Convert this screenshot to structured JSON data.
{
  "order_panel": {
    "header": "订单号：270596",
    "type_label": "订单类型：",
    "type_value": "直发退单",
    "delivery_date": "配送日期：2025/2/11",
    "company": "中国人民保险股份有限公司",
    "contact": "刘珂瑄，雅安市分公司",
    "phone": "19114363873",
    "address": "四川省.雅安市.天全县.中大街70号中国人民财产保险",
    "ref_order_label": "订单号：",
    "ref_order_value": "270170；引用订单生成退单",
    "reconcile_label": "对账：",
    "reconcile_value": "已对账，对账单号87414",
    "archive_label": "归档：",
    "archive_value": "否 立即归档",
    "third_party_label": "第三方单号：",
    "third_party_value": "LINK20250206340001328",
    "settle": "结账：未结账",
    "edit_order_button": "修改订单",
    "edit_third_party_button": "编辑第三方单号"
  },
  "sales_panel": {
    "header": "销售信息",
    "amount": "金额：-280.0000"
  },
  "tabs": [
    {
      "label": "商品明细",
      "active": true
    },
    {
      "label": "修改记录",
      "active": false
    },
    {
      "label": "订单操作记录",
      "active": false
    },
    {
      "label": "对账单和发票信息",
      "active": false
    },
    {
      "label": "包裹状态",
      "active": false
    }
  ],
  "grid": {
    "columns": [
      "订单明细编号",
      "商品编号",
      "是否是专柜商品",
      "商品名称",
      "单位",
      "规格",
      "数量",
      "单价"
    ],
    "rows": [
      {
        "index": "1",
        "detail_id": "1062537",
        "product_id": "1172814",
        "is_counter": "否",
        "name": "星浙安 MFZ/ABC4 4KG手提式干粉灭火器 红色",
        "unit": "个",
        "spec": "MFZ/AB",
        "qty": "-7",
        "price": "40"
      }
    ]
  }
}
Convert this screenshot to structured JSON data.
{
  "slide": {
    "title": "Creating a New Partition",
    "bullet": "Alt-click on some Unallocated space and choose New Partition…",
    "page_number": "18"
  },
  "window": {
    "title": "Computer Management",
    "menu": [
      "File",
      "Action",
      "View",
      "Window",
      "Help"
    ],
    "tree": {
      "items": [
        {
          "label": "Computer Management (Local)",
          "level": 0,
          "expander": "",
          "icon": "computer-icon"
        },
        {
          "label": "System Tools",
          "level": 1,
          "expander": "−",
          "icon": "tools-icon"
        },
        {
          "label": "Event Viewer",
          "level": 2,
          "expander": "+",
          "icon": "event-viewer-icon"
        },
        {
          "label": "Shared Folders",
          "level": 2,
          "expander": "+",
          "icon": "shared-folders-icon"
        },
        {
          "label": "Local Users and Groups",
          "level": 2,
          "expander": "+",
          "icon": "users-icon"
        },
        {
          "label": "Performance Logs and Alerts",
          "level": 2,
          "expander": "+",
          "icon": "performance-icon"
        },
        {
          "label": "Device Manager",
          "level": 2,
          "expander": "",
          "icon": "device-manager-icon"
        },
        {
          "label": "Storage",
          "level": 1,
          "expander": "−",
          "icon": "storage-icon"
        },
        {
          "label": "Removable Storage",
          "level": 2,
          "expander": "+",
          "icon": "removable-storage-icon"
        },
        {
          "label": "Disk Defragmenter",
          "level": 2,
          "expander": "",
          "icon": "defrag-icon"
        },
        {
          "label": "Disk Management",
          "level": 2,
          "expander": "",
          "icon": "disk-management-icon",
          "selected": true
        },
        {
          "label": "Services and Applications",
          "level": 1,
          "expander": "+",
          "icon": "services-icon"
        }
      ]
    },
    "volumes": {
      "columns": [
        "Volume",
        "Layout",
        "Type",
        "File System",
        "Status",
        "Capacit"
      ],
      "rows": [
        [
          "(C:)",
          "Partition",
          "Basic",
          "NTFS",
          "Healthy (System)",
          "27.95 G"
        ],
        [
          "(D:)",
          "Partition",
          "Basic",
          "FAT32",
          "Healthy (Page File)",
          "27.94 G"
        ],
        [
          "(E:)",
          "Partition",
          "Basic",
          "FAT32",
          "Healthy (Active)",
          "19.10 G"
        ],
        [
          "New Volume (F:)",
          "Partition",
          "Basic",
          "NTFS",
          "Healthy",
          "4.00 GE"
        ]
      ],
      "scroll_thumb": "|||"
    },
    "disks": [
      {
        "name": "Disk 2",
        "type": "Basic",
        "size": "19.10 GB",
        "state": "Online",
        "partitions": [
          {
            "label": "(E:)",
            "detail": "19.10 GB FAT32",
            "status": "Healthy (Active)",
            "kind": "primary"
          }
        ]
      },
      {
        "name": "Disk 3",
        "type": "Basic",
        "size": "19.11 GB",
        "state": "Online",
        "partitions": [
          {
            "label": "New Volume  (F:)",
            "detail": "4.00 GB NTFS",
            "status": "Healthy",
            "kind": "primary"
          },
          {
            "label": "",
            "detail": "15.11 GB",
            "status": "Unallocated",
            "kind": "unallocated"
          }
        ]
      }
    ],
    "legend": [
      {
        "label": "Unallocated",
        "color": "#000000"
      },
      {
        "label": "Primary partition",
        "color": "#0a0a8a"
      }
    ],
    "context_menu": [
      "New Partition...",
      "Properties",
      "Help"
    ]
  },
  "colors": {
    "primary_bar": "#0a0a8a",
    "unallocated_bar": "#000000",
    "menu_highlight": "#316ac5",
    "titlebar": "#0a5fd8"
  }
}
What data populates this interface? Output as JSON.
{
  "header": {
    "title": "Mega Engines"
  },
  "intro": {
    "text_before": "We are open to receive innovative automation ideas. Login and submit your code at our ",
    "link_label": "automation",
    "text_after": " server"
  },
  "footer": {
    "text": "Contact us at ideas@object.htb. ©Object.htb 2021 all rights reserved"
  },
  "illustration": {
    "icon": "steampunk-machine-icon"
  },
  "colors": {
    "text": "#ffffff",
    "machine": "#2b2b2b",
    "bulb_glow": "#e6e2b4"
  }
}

⁂

■ Your goal ■
Locate the line that contains "What data populates", then please quote it and every line after it to the end of the entries above, exactly and with nothing else.

■ Solution for this task ■
What data populates this interface? Output as JSON.
{
  "header": {
    "title": "Mega Engines"
  },
  "intro": {
    "text_before": "We are open to receive innovative automation ideas. Login and submit your code at our ",
    "link_label": "automation",
    "text_after": " server"
  },
  "footer": {
    "text": "Contact us at ideas@object.htb. ©Object.htb 2021 all rights reserved"
  },
  "illustration": {
    "icon": "steampunk-machine-icon"
  },
  "colors": {
    "text": "#ffffff",
    "machine": "#2b2b2b",
    "bulb_glow": "#e6e2b4"
  }
}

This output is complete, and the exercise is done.